Figure record extracts:
◆ ◆ ◆ ◆ ◆
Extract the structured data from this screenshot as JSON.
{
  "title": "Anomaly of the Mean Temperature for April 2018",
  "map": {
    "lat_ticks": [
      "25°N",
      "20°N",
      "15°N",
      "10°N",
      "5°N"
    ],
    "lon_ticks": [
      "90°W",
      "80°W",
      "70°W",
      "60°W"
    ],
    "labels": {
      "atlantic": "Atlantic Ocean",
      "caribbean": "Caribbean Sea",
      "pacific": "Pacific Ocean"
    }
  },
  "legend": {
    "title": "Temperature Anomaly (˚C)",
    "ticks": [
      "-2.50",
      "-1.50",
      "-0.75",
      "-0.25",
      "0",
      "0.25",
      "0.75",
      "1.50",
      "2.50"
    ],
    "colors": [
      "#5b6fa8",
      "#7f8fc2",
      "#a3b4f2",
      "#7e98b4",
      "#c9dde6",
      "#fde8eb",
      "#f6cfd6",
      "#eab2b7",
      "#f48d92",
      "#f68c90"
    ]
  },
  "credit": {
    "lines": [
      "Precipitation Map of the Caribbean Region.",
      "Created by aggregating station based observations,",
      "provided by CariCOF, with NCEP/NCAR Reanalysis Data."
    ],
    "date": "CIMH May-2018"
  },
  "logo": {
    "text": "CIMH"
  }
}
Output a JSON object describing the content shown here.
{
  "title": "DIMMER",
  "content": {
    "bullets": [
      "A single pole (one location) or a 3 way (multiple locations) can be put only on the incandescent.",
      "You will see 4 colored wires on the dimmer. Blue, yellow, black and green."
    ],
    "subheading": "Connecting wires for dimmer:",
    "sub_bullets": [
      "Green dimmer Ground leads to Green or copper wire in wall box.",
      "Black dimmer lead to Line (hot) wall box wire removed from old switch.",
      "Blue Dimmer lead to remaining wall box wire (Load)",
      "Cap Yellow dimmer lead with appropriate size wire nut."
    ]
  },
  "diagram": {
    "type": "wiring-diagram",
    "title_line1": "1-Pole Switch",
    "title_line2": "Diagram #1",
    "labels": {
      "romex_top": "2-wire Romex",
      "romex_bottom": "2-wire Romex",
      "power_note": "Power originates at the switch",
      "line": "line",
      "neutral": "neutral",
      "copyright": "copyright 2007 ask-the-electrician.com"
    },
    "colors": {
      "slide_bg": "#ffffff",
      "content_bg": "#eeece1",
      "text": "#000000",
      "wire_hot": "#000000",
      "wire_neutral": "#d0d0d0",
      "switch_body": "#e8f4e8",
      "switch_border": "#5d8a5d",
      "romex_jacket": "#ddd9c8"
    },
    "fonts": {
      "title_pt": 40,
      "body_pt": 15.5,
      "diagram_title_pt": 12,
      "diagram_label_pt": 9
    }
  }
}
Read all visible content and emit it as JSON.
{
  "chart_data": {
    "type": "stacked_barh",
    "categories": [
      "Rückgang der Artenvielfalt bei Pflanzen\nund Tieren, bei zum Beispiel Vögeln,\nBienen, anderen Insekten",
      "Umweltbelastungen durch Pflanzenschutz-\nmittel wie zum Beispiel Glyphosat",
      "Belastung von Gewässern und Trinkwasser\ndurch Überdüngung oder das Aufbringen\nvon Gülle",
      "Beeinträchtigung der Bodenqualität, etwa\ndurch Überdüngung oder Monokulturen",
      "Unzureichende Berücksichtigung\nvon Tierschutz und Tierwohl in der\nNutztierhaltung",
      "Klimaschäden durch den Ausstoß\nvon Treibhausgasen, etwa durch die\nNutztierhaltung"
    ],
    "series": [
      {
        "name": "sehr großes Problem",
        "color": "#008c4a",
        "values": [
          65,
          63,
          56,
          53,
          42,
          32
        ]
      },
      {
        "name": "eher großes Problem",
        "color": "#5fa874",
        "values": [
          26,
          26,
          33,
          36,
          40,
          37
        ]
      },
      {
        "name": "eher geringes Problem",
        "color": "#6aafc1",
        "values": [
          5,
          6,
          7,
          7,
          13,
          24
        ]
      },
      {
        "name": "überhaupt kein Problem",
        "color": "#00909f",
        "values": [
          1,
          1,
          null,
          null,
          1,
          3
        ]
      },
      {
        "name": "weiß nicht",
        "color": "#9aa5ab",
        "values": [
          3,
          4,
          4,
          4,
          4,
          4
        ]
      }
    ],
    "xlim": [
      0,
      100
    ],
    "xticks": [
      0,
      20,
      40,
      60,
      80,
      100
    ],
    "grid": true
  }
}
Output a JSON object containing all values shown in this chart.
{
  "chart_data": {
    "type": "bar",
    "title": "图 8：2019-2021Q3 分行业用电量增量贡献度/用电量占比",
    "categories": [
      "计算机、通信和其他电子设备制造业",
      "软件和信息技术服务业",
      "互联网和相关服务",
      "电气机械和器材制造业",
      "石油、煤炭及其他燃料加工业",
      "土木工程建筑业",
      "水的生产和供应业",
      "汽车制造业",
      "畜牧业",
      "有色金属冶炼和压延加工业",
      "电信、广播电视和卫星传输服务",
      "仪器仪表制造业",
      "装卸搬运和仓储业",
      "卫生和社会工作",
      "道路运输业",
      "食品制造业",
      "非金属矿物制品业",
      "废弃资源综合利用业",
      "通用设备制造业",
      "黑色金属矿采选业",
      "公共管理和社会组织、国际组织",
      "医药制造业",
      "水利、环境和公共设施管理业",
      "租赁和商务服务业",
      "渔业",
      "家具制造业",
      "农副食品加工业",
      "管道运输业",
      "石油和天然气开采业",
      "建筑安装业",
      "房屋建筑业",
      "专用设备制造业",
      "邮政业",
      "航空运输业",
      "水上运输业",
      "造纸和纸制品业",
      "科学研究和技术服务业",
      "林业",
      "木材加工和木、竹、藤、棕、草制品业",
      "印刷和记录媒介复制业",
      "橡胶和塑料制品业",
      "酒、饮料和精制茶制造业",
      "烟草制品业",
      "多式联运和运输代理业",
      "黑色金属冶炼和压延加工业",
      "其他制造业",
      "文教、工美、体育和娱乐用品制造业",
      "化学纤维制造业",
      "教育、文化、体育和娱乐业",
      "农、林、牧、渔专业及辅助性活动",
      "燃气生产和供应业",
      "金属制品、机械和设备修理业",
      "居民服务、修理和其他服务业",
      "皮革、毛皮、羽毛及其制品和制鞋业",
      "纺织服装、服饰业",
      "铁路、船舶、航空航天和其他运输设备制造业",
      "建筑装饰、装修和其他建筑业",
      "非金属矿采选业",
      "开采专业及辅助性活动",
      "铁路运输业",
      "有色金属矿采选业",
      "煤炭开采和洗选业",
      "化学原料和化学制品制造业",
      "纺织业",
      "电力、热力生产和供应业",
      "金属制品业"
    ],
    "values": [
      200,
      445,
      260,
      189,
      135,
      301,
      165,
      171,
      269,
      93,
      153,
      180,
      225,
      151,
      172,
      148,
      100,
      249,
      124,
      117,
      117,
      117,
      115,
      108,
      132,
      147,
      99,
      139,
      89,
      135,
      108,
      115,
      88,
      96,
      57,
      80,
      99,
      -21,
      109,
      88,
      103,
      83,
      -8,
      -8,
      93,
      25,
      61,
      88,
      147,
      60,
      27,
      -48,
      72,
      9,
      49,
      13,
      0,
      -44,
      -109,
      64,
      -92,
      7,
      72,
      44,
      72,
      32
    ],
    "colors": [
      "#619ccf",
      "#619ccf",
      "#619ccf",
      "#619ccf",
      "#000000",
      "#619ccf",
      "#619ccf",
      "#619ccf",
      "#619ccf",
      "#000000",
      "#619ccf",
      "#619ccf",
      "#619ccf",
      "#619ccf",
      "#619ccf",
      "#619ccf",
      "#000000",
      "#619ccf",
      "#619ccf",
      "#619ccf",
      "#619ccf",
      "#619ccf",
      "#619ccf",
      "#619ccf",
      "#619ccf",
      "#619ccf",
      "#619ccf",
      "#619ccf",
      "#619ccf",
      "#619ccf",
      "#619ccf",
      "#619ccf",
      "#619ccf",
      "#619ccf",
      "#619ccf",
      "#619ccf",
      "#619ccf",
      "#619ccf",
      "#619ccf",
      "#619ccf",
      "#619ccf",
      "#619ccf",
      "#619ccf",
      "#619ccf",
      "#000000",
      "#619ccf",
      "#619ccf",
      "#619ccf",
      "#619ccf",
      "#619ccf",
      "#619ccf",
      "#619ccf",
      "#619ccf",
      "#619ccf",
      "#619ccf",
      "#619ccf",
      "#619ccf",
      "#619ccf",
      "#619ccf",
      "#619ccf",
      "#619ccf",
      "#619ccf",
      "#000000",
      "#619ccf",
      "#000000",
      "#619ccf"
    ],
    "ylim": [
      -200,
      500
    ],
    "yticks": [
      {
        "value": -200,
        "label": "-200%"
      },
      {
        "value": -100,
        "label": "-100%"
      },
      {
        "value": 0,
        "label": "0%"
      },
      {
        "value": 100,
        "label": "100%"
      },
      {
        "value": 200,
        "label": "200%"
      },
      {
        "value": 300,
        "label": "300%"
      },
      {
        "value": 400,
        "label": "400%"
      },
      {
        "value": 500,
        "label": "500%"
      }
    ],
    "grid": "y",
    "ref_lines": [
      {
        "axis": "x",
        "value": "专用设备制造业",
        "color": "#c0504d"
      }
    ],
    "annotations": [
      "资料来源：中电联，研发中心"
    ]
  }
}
◆ ◆ ◆ ◆ ◆
Track down every line of the material containing the string "etwa", and copy it.

Task response >>
      "Beeinträchtigung der Bodenqualität, etwa\ndurch Überdüngung oder Monokulturen",
      "Klimaschäden durch den Ausstoß\nvon Treibhausgasen, etwa durch die\nNutztierhaltung"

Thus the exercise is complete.